Task description
Pull out every line below that holds the word "text".

Data excerpts
===============

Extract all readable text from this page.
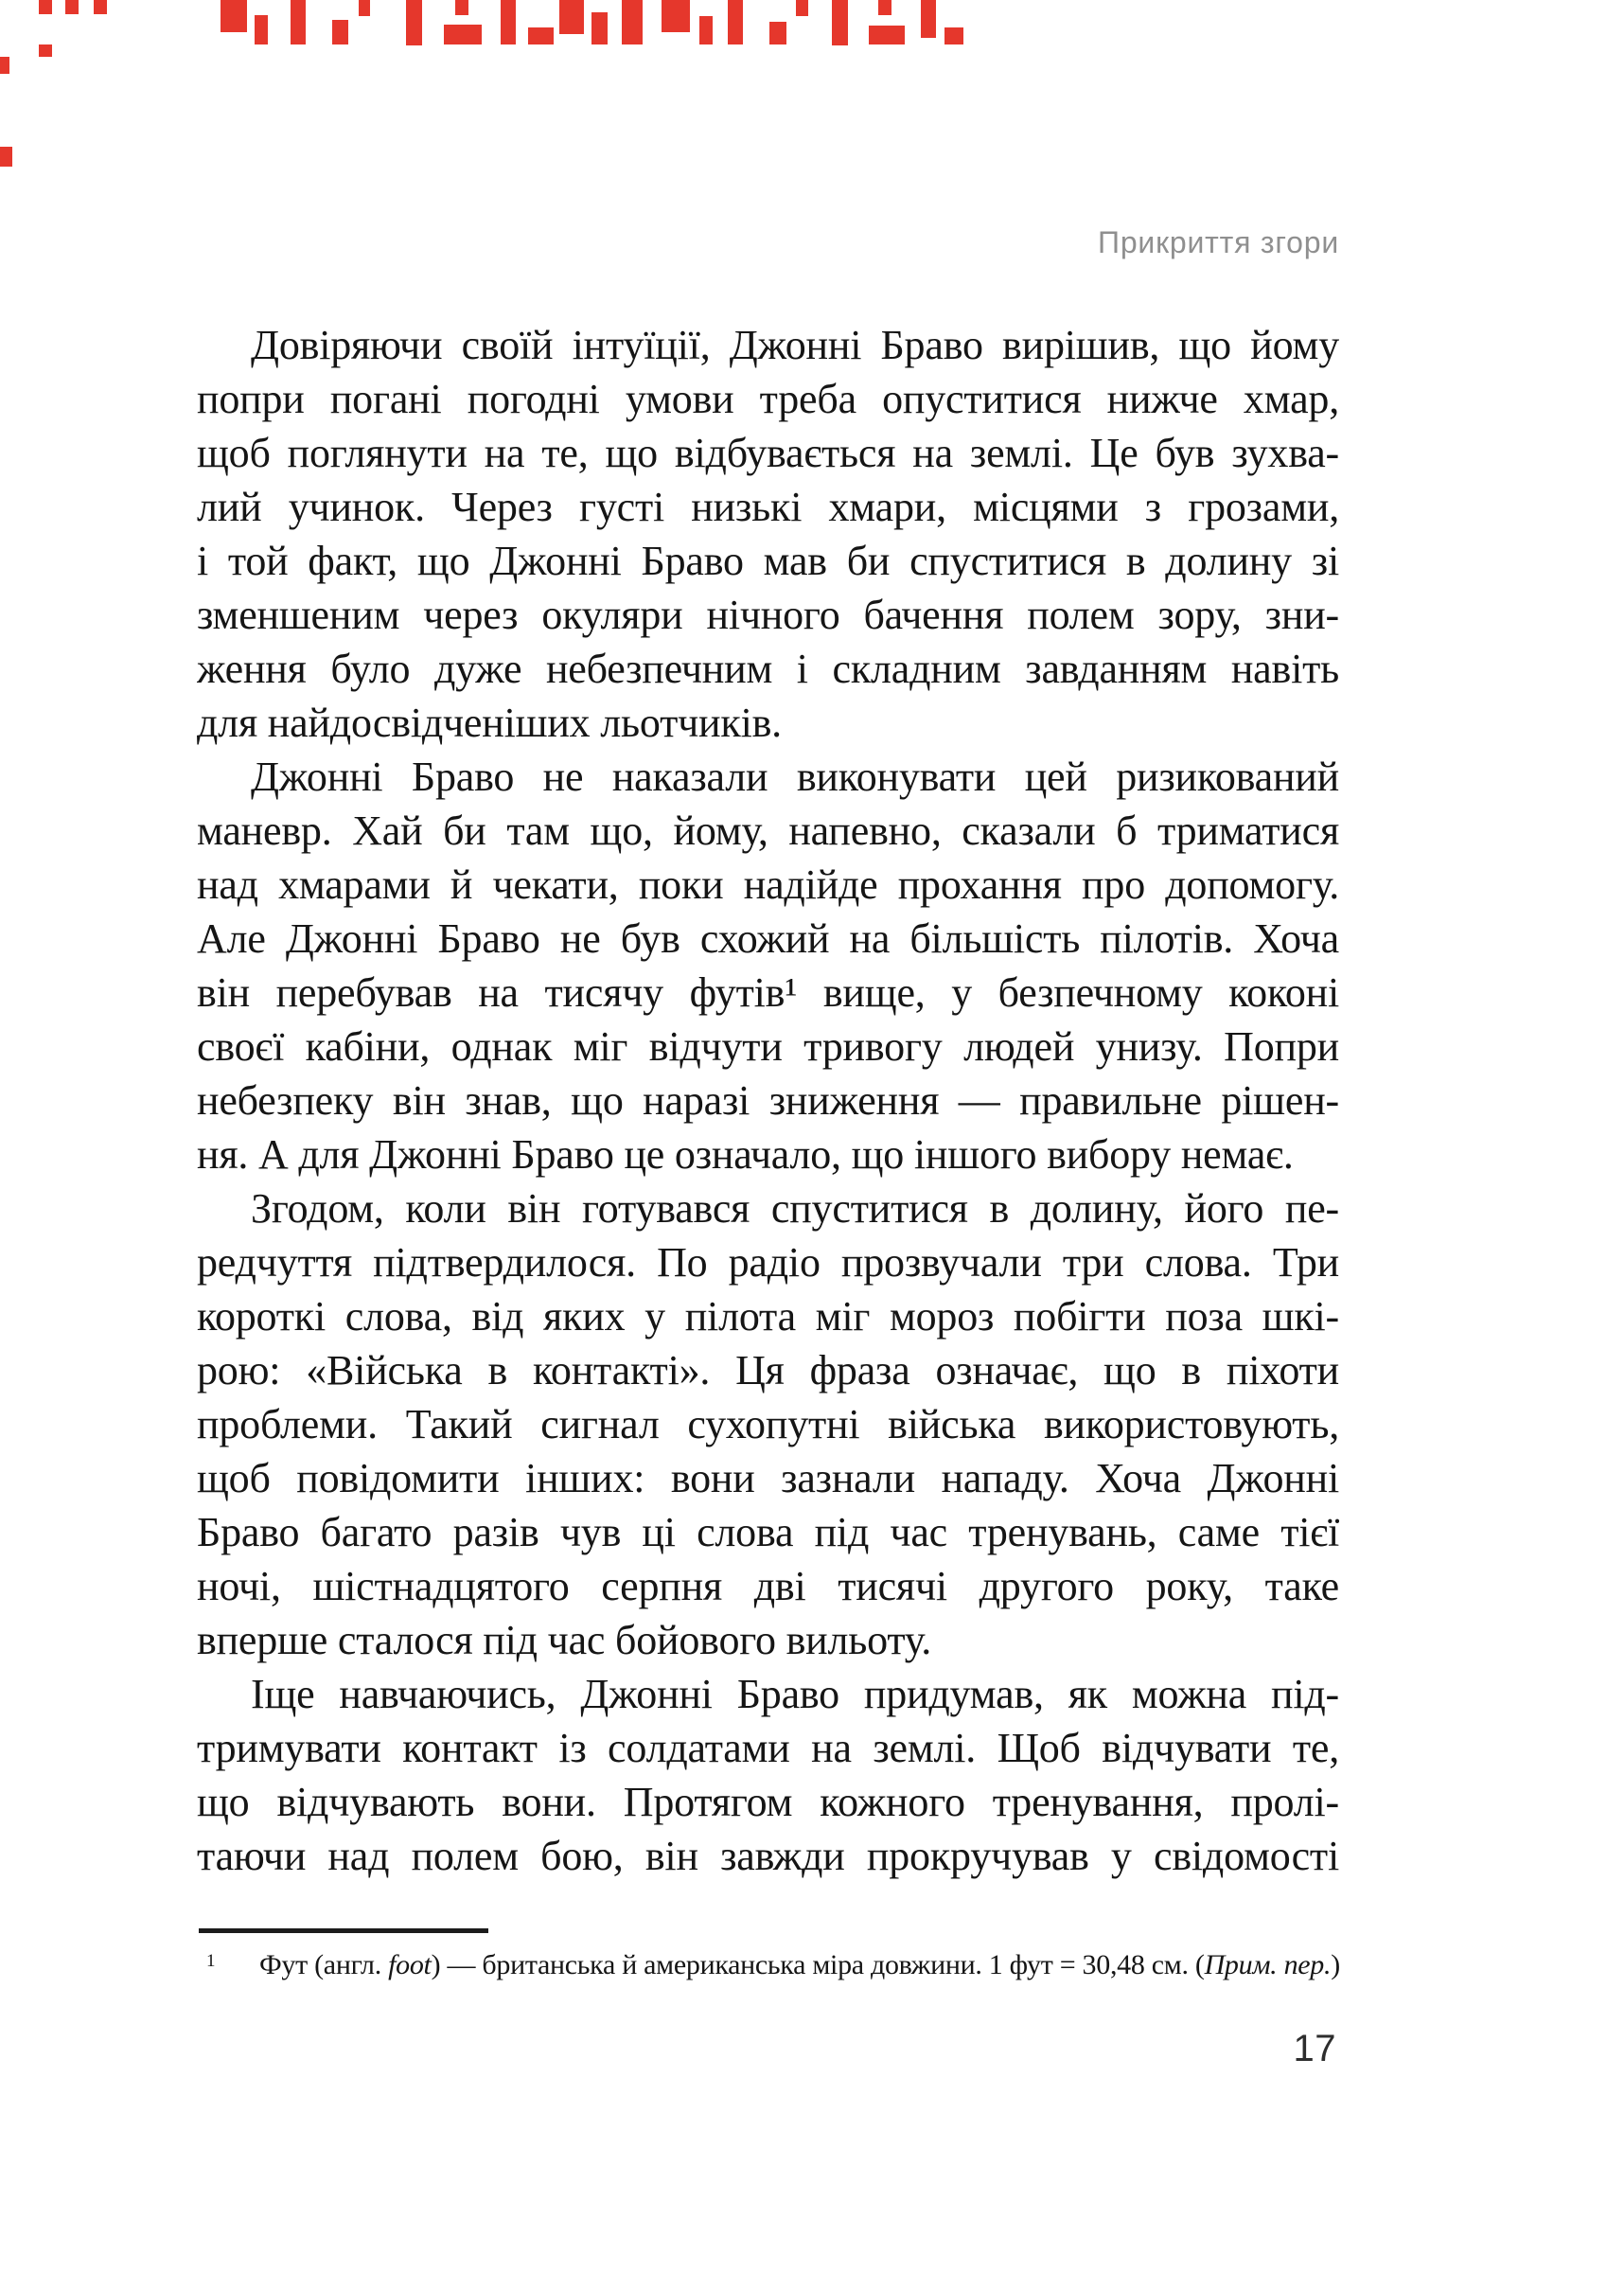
Прикриття згори
Довіряючи своїй інтуїції, Джонні Браво вирішив, що йому
попри погані погодні умови треба опуститися нижче хмар,
щоб поглянути на те, що відбувається на землі. Це був зухва-
лий учинок. Через густі низькі хмари, місцями з грозами,
і той факт, що Джонні Браво мав би спуститися в долину зі
зменшеним через окуляри нічного бачення полем зору, зни-
ження було дуже небезпечним і складним завданням навіть
для найдосвідченіших льотчиків.
Джонні Браво не наказали виконувати цей ризикований
маневр. Хай би там що, йому, напевно, сказали б триматися
над хмарами й чекати, поки надійде прохання про допомогу.
Але Джонні Браво не був схожий на більшість пілотів. Хоча
він перебував на тисячу футів¹ вище, у безпечному коконі
своєї кабіни, однак міг відчути тривогу людей унизу. Попри
небезпеку він знав, що наразі зниження — правильне рішен-
ня. А для Джонні Браво це означало, що іншого вибору немає.
Згодом, коли він готувався спуститися в долину, його пе-
редчуття підтвердилося. По радіо прозвучали три слова. Три
короткі слова, від яких у пілота міг мороз побігти поза шкі-
рою: «Війська в контакті». Ця фраза означає, що в піхоти
проблеми. Такий сигнал сухопутні війська використовують,
щоб повідомити інших: вони зазнали нападу. Хоча Джонні
Браво багато разів чув ці слова під час тренувань, саме тієї
ночі, шістнадцятого серпня дві тисячі другого року, таке
вперше сталося під час бойового вильоту.
Іще навчаючись, Джонні Браво придумав, як можна під-
тримувати контакт із солдатами на землі. Щоб відчувати те,
що відчувають вони. Протягом кожного тренування, пролі-
таючи над полем бою, він завжди прокручував у свідомості
1 Фут (англ. foot) — британська й американська міра довжини. 1 фут = 30,48 см. (Прим. пер.)
17
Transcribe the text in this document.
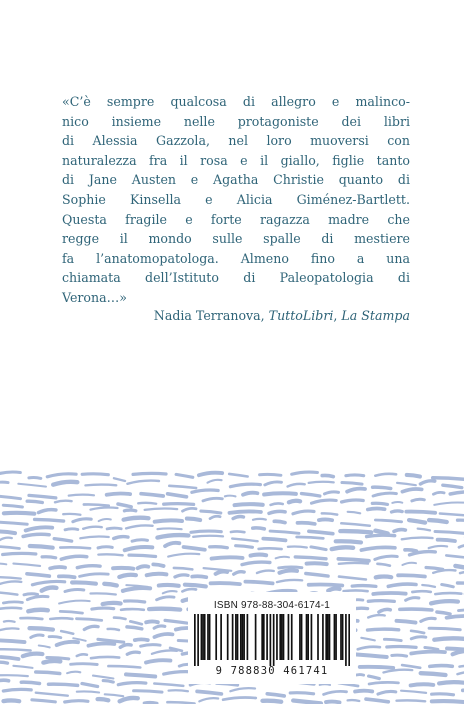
«C’è sempre qualcosa di allegro e malinco-
nico insieme nelle protagoniste dei libri
di Alessia Gazzola, nel loro muoversi con
naturalezza fra il rosa e il giallo, figlie tanto
di Jane Austen e Agatha Christie quanto di
Sophie Kinsella e Alicia Giménez-Bartlett.
Questa fragile e forte ragazza madre che
regge il mondo sulle spalle di mestiere
fa l’anatomopatologa. Almeno fino a una
chiamata dell’Istituto di Paleopatologia di
Verona…»
Nadia Terranova, TuttoLibri, La Stampa
ISBN 978-88-304-6174-1
9 788830 461741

===============

Response
Extract all readable text from this page.
Transcribe the text in this document.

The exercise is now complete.